Your objective:
Tally the lines below that contain the word "Road", and give only that number.

Given data:
--------------------------------------------------

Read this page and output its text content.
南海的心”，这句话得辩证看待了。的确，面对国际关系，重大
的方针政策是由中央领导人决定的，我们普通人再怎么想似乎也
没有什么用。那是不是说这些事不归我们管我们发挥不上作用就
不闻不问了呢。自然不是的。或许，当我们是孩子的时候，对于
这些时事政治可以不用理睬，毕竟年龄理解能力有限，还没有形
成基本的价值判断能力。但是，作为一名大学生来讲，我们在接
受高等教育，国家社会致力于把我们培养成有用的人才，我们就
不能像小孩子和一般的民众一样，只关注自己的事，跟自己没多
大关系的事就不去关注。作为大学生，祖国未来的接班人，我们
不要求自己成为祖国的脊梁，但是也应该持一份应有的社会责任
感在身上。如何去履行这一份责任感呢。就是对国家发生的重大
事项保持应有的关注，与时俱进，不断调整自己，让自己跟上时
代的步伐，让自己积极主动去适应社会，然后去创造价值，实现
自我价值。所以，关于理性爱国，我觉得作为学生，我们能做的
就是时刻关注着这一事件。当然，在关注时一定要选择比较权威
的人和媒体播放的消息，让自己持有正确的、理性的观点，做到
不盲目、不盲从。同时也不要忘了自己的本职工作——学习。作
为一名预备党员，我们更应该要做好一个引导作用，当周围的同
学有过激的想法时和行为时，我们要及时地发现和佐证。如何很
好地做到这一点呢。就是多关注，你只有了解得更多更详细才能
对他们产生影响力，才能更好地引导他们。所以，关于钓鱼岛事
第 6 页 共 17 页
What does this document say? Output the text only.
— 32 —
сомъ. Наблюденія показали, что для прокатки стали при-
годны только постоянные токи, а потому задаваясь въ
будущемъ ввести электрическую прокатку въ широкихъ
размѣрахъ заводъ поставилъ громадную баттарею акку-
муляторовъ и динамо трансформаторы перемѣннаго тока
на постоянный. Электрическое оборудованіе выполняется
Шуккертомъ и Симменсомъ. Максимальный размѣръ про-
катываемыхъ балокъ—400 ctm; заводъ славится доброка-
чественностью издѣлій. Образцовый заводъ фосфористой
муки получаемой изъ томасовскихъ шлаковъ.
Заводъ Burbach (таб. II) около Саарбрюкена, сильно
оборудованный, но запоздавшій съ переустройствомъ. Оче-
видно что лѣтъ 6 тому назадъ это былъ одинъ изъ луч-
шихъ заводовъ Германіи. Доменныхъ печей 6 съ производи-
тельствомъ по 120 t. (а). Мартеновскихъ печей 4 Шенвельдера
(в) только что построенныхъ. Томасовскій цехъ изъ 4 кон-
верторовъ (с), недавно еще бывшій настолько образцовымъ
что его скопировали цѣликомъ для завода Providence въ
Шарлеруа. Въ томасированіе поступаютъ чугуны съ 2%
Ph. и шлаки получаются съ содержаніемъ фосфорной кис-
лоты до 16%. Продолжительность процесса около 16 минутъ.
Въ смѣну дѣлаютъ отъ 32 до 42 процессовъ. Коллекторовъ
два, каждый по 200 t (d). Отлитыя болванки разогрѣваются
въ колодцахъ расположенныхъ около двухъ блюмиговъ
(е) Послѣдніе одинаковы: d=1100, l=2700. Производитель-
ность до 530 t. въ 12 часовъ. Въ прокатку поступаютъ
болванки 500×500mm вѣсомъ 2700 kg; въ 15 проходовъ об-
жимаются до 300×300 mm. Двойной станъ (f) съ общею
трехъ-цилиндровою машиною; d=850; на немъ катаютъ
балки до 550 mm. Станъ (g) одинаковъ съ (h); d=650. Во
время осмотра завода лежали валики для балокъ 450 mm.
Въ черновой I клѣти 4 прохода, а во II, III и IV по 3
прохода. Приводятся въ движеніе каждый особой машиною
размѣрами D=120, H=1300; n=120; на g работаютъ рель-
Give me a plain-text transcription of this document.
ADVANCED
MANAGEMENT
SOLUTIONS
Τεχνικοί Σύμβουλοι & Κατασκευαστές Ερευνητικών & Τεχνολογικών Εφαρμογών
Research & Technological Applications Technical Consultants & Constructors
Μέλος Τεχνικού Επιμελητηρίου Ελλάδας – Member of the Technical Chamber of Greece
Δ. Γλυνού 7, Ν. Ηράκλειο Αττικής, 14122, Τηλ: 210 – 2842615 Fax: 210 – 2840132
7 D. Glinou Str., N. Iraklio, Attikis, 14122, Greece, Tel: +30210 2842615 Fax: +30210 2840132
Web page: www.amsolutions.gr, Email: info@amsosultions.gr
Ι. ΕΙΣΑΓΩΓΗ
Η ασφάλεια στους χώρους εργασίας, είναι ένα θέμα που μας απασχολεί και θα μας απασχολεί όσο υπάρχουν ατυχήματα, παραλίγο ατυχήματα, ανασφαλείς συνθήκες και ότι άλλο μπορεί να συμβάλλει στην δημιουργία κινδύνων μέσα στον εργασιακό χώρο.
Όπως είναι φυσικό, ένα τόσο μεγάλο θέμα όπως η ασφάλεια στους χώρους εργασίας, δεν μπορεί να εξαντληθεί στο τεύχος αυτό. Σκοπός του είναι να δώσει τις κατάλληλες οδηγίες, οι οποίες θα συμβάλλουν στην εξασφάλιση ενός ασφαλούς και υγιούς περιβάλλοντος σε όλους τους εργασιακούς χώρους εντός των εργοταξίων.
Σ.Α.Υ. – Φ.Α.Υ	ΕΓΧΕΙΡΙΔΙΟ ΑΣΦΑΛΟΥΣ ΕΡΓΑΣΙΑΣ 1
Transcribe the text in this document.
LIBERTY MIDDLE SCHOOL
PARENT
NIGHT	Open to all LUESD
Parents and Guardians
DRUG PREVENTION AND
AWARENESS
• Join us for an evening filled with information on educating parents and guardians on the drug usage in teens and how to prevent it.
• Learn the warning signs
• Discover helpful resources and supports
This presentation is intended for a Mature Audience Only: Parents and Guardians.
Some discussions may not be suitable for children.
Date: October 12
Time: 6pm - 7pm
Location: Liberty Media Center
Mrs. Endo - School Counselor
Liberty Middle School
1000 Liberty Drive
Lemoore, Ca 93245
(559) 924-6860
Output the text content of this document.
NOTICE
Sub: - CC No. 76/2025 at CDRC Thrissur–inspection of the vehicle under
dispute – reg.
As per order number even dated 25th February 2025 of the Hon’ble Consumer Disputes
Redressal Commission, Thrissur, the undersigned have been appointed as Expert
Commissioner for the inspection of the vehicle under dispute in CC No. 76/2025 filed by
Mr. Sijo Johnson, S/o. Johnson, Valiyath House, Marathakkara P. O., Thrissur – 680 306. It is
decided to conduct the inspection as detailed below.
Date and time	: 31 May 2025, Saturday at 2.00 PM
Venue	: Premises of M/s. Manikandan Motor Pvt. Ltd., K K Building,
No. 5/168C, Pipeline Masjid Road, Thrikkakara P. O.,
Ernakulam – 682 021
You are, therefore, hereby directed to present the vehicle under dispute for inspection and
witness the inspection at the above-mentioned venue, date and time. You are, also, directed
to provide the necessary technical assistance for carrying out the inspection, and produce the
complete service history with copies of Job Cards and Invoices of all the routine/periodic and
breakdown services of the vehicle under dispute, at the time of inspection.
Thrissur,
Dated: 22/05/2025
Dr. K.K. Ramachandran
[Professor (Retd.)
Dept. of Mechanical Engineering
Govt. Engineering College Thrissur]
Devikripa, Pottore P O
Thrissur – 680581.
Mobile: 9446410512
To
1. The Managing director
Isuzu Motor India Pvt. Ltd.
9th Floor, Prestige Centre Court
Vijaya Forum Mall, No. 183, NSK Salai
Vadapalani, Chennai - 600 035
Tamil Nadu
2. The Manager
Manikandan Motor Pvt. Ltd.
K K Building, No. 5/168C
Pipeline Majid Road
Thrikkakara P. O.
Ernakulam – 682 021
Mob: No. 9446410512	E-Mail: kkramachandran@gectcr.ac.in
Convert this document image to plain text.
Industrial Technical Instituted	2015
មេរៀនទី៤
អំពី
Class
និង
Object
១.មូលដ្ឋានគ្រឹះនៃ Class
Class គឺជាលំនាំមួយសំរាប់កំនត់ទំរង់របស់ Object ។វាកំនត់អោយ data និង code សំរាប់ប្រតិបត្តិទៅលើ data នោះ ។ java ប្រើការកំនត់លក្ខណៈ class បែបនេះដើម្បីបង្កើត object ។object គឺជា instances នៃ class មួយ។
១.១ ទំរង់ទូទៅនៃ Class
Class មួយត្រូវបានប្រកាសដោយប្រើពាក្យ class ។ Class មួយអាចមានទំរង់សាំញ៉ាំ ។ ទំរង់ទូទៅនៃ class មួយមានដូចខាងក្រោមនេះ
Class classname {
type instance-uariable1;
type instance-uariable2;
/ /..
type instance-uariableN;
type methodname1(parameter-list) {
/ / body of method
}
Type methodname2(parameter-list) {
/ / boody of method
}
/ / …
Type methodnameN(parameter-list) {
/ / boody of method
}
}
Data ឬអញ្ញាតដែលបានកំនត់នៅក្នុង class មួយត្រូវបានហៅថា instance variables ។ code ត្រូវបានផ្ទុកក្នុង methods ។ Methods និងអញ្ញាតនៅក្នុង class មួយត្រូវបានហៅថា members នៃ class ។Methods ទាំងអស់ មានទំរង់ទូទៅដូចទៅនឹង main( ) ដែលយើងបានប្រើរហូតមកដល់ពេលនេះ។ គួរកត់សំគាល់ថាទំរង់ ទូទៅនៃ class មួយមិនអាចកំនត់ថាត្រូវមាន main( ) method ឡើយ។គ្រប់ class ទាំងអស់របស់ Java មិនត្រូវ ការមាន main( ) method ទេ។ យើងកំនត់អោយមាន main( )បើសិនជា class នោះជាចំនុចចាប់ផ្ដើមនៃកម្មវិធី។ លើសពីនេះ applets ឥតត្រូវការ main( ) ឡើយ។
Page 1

--------------------------------------------------

Result for this task:
2